::: Stored rows

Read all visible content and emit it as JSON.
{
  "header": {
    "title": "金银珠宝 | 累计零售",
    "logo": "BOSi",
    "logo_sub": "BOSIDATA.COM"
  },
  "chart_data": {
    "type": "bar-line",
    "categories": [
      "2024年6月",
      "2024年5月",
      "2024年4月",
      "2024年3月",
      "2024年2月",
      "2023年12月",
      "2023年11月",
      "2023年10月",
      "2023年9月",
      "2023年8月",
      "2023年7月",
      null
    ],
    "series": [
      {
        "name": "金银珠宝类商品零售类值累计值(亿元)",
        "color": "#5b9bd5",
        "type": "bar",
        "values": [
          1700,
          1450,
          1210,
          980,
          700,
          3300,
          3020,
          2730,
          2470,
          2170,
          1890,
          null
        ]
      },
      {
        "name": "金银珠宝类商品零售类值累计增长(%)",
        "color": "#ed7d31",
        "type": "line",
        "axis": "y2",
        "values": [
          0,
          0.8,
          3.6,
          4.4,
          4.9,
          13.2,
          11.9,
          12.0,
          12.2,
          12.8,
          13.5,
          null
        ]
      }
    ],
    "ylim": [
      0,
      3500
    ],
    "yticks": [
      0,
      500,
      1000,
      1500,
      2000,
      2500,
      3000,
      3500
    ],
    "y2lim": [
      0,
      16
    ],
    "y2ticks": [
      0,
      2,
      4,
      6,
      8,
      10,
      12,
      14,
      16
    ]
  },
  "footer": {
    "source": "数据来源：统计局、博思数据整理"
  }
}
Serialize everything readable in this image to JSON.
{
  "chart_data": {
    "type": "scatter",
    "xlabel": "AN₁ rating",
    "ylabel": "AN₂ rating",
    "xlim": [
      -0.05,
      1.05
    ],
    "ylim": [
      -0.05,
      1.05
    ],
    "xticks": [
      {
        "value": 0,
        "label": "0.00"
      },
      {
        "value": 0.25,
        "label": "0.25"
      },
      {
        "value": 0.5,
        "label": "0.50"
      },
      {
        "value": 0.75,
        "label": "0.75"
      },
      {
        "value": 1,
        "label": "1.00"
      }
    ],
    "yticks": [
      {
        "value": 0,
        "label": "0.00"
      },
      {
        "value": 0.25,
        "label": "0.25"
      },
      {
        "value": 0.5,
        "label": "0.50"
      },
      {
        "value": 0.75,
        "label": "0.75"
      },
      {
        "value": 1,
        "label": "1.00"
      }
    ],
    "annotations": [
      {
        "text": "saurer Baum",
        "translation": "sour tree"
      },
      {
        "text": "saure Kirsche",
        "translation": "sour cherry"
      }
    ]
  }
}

::::::

-- Problem to solve --
Above are some records; repeat all of them exactly.

-- Solution --
Read all visible content and emit it as JSON.
{
  "header": {
    "title": "金银珠宝 | 累计零售",
    "logo": "BOSi",
    "logo_sub": "BOSIDATA.COM"
  },
  "chart_data": {
    "type": "bar-line",
    "categories": [
      "2024年6月",
      "2024年5月",
      "2024年4月",
      "2024年3月",
      "2024年2月",
      "2023年12月",
      "2023年11月",
      "2023年10月",
      "2023年9月",
      "2023年8月",
      "2023年7月",
      null
    ],
    "series": [
      {
        "name": "金银珠宝类商品零售类值累计值(亿元)",
        "color": "#5b9bd5",
        "type": "bar",
        "values": [
          1700,
          1450,
          1210,
          980,
          700,
          3300,
          3020,
          2730,
          2470,
          2170,
          1890,
          null
        ]
      },
      {
        "name": "金银珠宝类商品零售类值累计增长(%)",
        "color": "#ed7d31",
        "type": "line",
        "axis": "y2",
        "values": [
          0,
          0.8,
          3.6,
          4.4,
          4.9,
          13.2,
          11.9,
          12.0,
          12.2,
          12.8,
          13.5,
          null
        ]
      }
    ],
    "ylim": [
      0,
      3500
    ],
    "yticks": [
      0,
      500,
      1000,
      1500,
      2000,
      2500,
      3000,
      3500
    ],
    "y2lim": [
      0,
      16
    ],
    "y2ticks": [
      0,
      2,
      4,
      6,
      8,
      10,
      12,
      14,
      16
    ]
  },
  "footer": {
    "source": "数据来源：统计局、博思数据整理"
  }
}
Serialize everything readable in this image to JSON.
{
  "chart_data": {
    "type": "scatter",
    "xlabel": "AN₁ rating",
    "ylabel": "AN₂ rating",
    "xlim": [
      -0.05,
      1.05
    ],
    "ylim": [
      -0.05,
      1.05
    ],
    "xticks": [
      {
        "value": 0,
        "label": "0.00"
      },
      {
        "value": 0.25,
        "label": "0.25"
      },
      {
        "value": 0.5,
        "label": "0.50"
      },
      {
        "value": 0.75,
        "label": "0.75"
      },
      {
        "value": 1,
        "label": "1.00"
      }
    ],
    "yticks": [
      {
        "value": 0,
        "label": "0.00"
      },
      {
        "value": 0.25,
        "label": "0.25"
      },
      {
        "value": 0.5,
        "label": "0.50"
      },
      {
        "value": 0.75,
        "label": "0.75"
      },
      {
        "value": 1,
        "label": "1.00"
      }
    ],
    "annotations": [
      {
        "text": "saurer Baum",
        "translation": "sour tree"
      },
      {
        "text": "saure Kirsche",
        "translation": "sour cherry"
      }
    ]
  }
}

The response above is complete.